→ **PROBLEM DESCRIPTION**
Search the records for "flux" and copy each line that holds it.

########################################

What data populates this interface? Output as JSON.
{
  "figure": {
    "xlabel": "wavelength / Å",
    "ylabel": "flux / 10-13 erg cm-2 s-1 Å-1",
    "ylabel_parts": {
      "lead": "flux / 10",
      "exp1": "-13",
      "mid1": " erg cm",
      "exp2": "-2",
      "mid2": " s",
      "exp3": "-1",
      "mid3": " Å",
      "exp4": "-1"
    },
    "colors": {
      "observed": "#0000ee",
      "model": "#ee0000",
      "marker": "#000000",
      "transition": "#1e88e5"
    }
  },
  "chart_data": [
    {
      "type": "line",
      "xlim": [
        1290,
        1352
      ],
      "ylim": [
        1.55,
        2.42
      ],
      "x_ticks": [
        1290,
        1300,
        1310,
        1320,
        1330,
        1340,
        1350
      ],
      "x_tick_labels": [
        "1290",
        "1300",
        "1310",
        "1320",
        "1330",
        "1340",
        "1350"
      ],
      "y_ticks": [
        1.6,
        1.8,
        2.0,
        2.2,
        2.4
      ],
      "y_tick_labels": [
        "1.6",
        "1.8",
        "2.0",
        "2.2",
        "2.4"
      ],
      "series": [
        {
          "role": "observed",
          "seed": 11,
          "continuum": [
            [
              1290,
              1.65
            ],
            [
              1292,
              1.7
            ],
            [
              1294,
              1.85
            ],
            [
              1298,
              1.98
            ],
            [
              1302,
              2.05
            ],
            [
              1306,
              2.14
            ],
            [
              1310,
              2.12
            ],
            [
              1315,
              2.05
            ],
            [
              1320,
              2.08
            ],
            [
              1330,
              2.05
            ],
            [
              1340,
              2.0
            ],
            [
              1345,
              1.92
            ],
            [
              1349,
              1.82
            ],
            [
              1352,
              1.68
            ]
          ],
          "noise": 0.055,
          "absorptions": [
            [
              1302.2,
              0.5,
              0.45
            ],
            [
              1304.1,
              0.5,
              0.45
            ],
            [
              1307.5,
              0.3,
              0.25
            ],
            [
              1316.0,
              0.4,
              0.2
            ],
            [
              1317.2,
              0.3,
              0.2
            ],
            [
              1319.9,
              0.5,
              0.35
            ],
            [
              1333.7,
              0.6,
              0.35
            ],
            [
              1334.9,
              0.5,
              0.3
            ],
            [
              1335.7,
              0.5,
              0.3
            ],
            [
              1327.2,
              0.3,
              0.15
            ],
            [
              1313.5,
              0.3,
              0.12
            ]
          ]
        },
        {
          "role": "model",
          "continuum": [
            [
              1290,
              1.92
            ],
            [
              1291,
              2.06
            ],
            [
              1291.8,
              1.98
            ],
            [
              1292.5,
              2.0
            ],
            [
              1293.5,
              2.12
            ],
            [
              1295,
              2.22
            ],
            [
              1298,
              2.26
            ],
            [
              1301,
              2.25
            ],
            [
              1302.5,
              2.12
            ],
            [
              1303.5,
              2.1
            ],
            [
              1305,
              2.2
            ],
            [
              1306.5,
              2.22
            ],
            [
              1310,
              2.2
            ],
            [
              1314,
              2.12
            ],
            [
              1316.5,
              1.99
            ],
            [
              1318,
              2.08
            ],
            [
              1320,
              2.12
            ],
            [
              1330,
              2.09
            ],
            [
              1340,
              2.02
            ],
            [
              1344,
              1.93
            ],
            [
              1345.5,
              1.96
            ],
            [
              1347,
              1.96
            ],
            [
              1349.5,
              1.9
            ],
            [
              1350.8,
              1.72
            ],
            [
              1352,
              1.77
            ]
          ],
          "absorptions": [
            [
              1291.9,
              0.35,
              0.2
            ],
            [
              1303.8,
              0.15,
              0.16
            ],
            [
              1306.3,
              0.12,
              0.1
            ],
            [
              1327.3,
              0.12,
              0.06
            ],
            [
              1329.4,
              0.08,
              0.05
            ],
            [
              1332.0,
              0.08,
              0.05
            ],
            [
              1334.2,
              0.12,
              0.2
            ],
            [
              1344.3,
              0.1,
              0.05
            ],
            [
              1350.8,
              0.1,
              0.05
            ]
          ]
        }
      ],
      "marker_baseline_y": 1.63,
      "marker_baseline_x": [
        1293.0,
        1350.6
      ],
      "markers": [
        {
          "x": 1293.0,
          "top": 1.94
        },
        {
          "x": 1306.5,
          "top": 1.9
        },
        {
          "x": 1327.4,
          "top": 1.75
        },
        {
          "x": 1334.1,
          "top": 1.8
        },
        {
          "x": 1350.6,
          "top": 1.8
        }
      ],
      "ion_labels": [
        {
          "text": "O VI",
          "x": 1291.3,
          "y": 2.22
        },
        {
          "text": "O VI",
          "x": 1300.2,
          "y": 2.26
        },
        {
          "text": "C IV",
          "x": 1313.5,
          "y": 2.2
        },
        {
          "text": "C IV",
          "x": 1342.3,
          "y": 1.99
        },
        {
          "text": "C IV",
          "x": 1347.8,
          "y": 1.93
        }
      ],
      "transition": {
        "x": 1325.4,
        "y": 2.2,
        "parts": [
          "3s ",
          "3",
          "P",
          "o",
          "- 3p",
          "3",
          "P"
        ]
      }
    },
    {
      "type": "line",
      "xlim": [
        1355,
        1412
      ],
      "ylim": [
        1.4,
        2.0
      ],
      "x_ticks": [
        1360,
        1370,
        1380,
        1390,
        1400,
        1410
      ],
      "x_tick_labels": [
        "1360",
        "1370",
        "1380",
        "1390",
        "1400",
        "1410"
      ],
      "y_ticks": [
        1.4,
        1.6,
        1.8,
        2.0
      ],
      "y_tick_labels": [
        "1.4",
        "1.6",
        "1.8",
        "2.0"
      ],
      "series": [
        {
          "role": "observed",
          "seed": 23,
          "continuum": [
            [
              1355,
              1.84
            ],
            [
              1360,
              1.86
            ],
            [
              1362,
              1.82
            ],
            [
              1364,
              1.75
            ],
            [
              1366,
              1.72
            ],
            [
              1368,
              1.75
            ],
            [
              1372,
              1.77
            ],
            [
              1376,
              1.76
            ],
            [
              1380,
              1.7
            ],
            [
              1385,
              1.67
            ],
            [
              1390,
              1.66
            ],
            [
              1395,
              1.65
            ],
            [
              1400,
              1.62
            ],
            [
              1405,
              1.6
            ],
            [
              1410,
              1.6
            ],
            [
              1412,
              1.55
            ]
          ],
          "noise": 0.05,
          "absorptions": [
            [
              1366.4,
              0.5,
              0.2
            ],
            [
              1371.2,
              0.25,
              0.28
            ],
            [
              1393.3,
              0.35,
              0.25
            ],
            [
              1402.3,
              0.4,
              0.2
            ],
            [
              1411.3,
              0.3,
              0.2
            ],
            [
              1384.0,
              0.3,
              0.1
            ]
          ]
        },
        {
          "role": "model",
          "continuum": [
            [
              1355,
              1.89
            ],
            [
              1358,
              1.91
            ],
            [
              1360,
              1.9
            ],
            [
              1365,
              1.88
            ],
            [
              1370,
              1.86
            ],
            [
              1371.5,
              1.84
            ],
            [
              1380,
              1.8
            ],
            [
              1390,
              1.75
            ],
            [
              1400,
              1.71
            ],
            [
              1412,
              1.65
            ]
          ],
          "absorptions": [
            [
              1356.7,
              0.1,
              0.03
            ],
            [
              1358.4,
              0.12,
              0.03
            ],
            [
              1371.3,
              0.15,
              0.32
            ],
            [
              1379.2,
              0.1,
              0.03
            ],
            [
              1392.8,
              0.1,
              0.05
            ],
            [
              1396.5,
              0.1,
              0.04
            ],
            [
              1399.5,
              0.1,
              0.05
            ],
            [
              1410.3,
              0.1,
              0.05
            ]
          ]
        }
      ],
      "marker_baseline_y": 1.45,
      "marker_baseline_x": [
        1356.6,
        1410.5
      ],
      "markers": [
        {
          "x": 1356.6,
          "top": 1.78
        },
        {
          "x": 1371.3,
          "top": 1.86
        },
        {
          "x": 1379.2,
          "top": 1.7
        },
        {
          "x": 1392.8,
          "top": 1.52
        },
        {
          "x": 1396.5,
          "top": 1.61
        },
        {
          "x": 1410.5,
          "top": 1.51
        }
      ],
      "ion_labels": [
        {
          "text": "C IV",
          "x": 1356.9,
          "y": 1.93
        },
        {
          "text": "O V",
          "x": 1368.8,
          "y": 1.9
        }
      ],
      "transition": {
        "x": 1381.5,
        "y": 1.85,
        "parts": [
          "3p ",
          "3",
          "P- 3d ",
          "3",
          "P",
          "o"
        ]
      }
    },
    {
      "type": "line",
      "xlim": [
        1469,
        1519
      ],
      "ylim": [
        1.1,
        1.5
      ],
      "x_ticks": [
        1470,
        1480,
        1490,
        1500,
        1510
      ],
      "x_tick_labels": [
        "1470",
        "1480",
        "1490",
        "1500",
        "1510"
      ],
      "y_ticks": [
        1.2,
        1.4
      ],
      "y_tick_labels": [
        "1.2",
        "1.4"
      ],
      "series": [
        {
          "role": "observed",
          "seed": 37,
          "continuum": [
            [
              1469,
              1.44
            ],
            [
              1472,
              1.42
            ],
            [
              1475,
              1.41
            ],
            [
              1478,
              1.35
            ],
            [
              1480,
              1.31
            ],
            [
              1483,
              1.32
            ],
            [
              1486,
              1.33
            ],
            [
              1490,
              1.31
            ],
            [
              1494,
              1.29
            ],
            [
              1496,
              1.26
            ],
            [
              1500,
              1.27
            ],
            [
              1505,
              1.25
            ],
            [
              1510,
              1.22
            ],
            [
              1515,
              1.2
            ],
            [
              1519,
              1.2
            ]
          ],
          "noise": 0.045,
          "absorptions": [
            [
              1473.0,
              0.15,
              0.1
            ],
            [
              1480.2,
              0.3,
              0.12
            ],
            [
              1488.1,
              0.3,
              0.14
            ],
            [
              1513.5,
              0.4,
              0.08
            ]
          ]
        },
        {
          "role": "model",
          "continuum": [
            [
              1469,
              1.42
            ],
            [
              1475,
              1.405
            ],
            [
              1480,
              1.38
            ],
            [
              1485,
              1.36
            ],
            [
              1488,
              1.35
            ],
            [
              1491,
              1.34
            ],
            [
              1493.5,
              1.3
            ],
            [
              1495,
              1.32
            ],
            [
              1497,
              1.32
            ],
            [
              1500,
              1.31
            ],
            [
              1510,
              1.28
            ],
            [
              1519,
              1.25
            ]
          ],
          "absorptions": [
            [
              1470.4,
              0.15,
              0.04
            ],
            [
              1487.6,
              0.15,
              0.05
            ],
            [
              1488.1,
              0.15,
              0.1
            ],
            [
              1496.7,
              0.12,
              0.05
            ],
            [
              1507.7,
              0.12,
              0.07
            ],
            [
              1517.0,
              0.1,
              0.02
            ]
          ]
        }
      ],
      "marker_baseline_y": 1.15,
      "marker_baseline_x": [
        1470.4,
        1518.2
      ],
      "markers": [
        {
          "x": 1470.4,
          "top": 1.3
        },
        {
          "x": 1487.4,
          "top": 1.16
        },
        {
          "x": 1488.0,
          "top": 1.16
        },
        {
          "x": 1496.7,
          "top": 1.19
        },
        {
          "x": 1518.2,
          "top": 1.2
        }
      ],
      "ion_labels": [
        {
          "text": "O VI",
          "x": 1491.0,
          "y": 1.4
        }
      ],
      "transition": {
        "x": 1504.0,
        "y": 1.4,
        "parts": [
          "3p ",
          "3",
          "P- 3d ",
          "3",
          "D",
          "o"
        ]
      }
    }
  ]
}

########################################

→ **COMPLETED TASK**
    "ylabel": "flux / 10-13 erg cm-2 s-1 Å-1",
      "lead": "flux / 10",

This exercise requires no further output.